PROBLEM DETAILS: Copy the listing word for word, starting at its beginning and going on through the line with "The base substrate 305 is at (165, 168).". Leave the pictures out of your answer.

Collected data

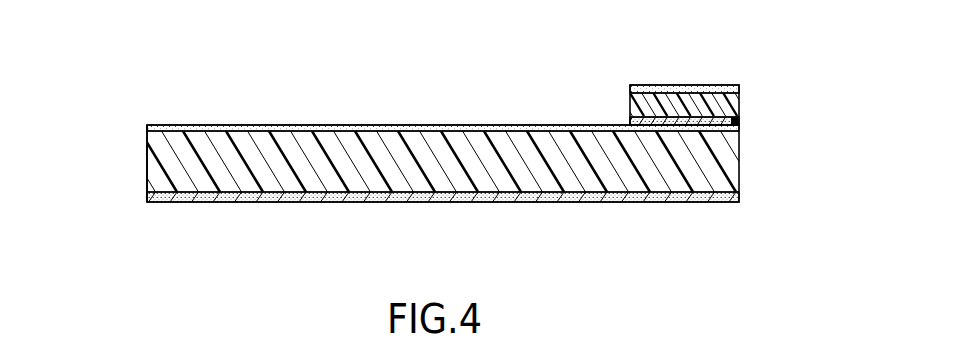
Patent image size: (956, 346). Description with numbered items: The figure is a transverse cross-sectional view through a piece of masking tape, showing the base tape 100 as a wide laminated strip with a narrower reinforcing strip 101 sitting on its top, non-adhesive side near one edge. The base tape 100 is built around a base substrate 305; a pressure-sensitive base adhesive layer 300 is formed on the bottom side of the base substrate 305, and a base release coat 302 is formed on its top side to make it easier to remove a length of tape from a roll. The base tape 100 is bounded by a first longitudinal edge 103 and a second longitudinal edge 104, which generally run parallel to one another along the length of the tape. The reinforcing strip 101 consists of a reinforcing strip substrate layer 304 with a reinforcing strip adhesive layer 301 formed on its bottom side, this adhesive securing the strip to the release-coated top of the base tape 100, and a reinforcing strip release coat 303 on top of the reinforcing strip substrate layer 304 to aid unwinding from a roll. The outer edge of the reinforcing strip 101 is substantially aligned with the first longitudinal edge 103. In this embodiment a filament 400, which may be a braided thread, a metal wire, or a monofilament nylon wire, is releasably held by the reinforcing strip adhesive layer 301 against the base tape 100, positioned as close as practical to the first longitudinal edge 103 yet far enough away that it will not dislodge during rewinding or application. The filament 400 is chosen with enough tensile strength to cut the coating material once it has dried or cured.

The base tape 100 is at (129, 187).
The reinforcing strip 101 is at (692, 84).
The first longitudinal edge 103 is at (740, 157).
The second longitudinal edge 104 is at (146, 137).
The base adhesive layer 300 is at (357, 199).
The reinforcing strip adhesive layer 301 is at (631, 121).
The base release coat 302 is at (330, 127).
The reinforcing strip release coat 303 is at (637, 84).
The reinforcing strip substrate layer 304 is at (740, 103).
The base substrate 305 is at (165, 168).
The filament 400 is at (740, 122).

THE RESPONSE:
Patent image size: (956, 346). Description with numbered items: The figure is a transverse cross-sectional view through a piece of masking tape, showing the base tape 100 as a wide laminated strip with a narrower reinforcing strip 101 sitting on its top, non-adhesive side near one edge. The base tape 100 is built around a base substrate 305; a pressure-sensitive base adhesive layer 300 is formed on the bottom side of the base substrate 305, and a base release coat 302 is formed on its top side to make it easier to remove a length of tape from a roll. The base tape 100 is bounded by a first longitudinal edge 103 and a second longitudinal edge 104, which generally run parallel to one another along the length of the tape. The reinforcing strip 101 consists of a reinforcing strip substrate layer 304 with a reinforcing strip adhesive layer 301 formed on its bottom side, this adhesive securing the strip to the release-coated top of the base tape 100, and a reinforcing strip release coat 303 on top of the reinforcing strip substrate layer 304 to aid unwinding from a roll. The outer edge of the reinforcing strip 101 is substantially aligned with the first longitudinal edge 103. In this embodiment a filament 400, which may be a braided thread, a metal wire, or a monofilament nylon wire, is releasably held by the reinforcing strip adhesive layer 301 against the base tape 100, positioned as close as practical to the first longitudinal edge 103 yet far enough away that it will not dislodge during rewinding or application. The filament 400 is chosen with enough tensile strength to cut the coating material once it has dried or cured.

The base tape 100 is at (129, 187).
The reinforcing strip 101 is at (692, 84).
The first longitudinal edge 103 is at (740, 157).
The second longitudinal edge 104 is at (146, 137).
The base adhesive layer 300 is at (357, 199).
The reinforcing strip adhesive layer 301 is at (631, 121).
The base release coat 302 is at (330, 127).
The reinforcing strip release coat 303 is at (637, 84).
The reinforcing strip substrate layer 304 is at (740, 103).
The base substrate 305 is at (165, 168).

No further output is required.